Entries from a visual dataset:
========

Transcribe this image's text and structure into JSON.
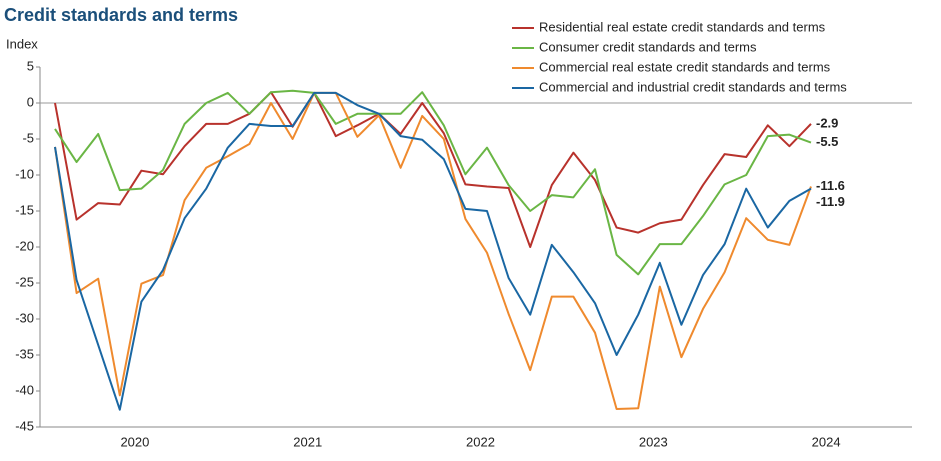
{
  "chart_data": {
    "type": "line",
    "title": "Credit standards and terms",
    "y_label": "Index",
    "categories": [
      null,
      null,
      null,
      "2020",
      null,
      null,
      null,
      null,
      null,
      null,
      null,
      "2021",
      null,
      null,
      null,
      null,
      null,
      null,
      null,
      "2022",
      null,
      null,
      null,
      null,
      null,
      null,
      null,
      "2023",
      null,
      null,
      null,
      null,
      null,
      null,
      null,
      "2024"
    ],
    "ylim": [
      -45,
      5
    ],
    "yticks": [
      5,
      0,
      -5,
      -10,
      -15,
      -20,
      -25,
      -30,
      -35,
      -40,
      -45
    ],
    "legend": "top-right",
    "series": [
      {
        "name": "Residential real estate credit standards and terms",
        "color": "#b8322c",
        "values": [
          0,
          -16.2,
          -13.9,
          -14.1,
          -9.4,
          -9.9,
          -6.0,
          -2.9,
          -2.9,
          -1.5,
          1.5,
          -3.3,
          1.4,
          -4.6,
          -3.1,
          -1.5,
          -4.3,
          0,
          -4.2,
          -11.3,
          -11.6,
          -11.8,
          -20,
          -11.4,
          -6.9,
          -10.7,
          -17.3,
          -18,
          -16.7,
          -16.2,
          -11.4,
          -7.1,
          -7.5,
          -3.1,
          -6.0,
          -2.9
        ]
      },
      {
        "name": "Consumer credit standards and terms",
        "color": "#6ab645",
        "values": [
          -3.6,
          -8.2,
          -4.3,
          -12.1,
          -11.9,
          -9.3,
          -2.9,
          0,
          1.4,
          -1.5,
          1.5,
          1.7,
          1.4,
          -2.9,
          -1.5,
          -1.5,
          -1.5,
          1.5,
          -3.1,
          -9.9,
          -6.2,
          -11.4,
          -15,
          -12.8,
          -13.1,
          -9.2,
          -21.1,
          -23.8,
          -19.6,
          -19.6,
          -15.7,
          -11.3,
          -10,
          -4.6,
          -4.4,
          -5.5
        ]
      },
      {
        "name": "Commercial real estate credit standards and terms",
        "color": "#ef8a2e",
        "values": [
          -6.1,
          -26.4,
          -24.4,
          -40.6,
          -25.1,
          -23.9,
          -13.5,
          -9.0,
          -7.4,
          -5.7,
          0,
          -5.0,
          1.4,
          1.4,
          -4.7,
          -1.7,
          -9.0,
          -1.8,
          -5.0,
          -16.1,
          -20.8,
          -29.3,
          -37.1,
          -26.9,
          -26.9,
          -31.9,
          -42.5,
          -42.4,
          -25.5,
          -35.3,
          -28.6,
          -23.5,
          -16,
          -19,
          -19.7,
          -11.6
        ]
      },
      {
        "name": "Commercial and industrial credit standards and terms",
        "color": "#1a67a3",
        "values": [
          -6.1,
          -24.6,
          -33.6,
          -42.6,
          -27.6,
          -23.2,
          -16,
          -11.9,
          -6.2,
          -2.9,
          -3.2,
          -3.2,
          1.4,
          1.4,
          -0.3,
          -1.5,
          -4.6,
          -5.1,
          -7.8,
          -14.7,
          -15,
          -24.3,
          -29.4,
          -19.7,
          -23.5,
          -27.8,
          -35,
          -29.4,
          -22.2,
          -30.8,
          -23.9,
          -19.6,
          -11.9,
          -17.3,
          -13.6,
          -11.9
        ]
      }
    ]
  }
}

========

__WRITTEN TASK__
Output the lines above in full and exactly as given, omitting any pictures.

__OUTPUT OF THE EXERCISE__
Transcribe this image's text and structure into JSON.
{
  "chart_data": {
    "type": "line",
    "title": "Credit standards and terms",
    "y_label": "Index",
    "categories": [
      null,
      null,
      null,
      "2020",
      null,
      null,
      null,
      null,
      null,
      null,
      null,
      "2021",
      null,
      null,
      null,
      null,
      null,
      null,
      null,
      "2022",
      null,
      null,
      null,
      null,
      null,
      null,
      null,
      "2023",
      null,
      null,
      null,
      null,
      null,
      null,
      null,
      "2024"
    ],
    "ylim": [
      -45,
      5
    ],
    "yticks": [
      5,
      0,
      -5,
      -10,
      -15,
      -20,
      -25,
      -30,
      -35,
      -40,
      -45
    ],
    "legend": "top-right",
    "series": [
      {
        "name": "Residential real estate credit standards and terms",
        "color": "#b8322c",
        "values": [
          0,
          -16.2,
          -13.9,
          -14.1,
          -9.4,
          -9.9,
          -6.0,
          -2.9,
          -2.9,
          -1.5,
          1.5,
          -3.3,
          1.4,
          -4.6,
          -3.1,
          -1.5,
          -4.3,
          0,
          -4.2,
          -11.3,
          -11.6,
          -11.8,
          -20,
          -11.4,
          -6.9,
          -10.7,
          -17.3,
          -18,
          -16.7,
          -16.2,
          -11.4,
          -7.1,
          -7.5,
          -3.1,
          -6.0,
          -2.9
        ]
      },
      {
        "name": "Consumer credit standards and terms",
        "color": "#6ab645",
        "values": [
          -3.6,
          -8.2,
          -4.3,
          -12.1,
          -11.9,
          -9.3,
          -2.9,
          0,
          1.4,
          -1.5,
          1.5,
          1.7,
          1.4,
          -2.9,
          -1.5,
          -1.5,
          -1.5,
          1.5,
          -3.1,
          -9.9,
          -6.2,
          -11.4,
          -15,
          -12.8,
          -13.1,
          -9.2,
          -21.1,
          -23.8,
          -19.6,
          -19.6,
          -15.7,
          -11.3,
          -10,
          -4.6,
          -4.4,
          -5.5
        ]
      },
      {
        "name": "Commercial real estate credit standards and terms",
        "color": "#ef8a2e",
        "values": [
          -6.1,
          -26.4,
          -24.4,
          -40.6,
          -25.1,
          -23.9,
          -13.5,
          -9.0,
          -7.4,
          -5.7,
          0,
          -5.0,
          1.4,
          1.4,
          -4.7,
          -1.7,
          -9.0,
          -1.8,
          -5.0,
          -16.1,
          -20.8,
          -29.3,
          -37.1,
          -26.9,
          -26.9,
          -31.9,
          -42.5,
          -42.4,
          -25.5,
          -35.3,
          -28.6,
          -23.5,
          -16,
          -19,
          -19.7,
          -11.6
        ]
      },
      {
        "name": "Commercial and industrial credit standards and terms",
        "color": "#1a67a3",
        "values": [
          -6.1,
          -24.6,
          -33.6,
          -42.6,
          -27.6,
          -23.2,
          -16,
          -11.9,
          -6.2,
          -2.9,
          -3.2,
          -3.2,
          1.4,
          1.4,
          -0.3,
          -1.5,
          -4.6,
          -5.1,
          -7.8,
          -14.7,
          -15,
          -24.3,
          -29.4,
          -19.7,
          -23.5,
          -27.8,
          -35,
          -29.4,
          -22.2,
          -30.8,
          -23.9,
          -19.6,
          -11.9,
          -17.3,
          -13.6,
          -11.9
        ]
      }
    ]
  }
}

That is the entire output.